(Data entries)
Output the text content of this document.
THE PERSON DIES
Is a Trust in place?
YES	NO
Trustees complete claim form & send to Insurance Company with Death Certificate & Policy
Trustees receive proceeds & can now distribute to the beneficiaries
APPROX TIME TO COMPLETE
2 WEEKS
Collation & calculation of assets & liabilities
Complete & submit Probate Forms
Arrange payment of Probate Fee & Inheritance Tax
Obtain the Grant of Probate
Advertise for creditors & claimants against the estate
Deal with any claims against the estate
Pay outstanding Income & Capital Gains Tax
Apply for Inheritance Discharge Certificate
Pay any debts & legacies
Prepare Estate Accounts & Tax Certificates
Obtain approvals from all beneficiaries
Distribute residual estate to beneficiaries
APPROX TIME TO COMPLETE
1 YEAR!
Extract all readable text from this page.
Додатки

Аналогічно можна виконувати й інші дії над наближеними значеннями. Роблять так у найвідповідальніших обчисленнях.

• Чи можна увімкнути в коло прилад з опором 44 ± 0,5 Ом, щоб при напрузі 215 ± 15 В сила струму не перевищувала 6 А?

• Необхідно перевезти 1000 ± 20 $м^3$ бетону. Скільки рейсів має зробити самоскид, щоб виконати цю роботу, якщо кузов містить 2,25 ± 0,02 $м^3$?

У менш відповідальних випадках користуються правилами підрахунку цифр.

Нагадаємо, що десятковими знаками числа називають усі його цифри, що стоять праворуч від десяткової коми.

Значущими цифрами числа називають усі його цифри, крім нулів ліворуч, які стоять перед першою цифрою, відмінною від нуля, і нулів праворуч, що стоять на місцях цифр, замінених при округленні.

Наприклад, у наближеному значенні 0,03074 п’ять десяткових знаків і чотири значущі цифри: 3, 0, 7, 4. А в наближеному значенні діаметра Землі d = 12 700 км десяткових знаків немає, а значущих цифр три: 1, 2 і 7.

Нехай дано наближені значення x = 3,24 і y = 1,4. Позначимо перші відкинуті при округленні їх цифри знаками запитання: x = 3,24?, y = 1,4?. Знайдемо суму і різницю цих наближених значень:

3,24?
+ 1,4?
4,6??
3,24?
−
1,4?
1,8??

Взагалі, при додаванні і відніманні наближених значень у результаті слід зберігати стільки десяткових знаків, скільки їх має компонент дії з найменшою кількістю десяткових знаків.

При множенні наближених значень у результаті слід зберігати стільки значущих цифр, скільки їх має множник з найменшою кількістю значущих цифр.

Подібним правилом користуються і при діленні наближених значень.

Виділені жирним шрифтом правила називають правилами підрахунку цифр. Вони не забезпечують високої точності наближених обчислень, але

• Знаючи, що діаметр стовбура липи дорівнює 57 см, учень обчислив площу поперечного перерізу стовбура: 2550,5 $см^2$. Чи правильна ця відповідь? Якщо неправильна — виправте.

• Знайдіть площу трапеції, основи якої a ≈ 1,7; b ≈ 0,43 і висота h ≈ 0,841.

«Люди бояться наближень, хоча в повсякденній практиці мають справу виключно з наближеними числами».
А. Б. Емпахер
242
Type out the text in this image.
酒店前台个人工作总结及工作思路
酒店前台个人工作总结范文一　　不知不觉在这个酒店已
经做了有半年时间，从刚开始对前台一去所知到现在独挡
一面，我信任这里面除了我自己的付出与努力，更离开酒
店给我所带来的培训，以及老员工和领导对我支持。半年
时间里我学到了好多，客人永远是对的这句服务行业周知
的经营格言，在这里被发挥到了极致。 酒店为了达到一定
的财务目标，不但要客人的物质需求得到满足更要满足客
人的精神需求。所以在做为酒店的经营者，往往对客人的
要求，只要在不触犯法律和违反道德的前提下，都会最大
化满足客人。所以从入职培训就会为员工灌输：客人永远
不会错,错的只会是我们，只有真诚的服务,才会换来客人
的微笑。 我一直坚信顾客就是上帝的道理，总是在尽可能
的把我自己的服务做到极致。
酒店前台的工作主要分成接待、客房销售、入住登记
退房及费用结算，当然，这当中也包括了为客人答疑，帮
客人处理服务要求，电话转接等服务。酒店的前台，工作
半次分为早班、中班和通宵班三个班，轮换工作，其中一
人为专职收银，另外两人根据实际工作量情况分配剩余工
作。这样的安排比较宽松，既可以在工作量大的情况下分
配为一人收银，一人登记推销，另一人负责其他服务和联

Task goal
Copy each line from the data above that includes "against".

Response
Advertise for creditors & claimants against the estate
Deal with any claims against the estate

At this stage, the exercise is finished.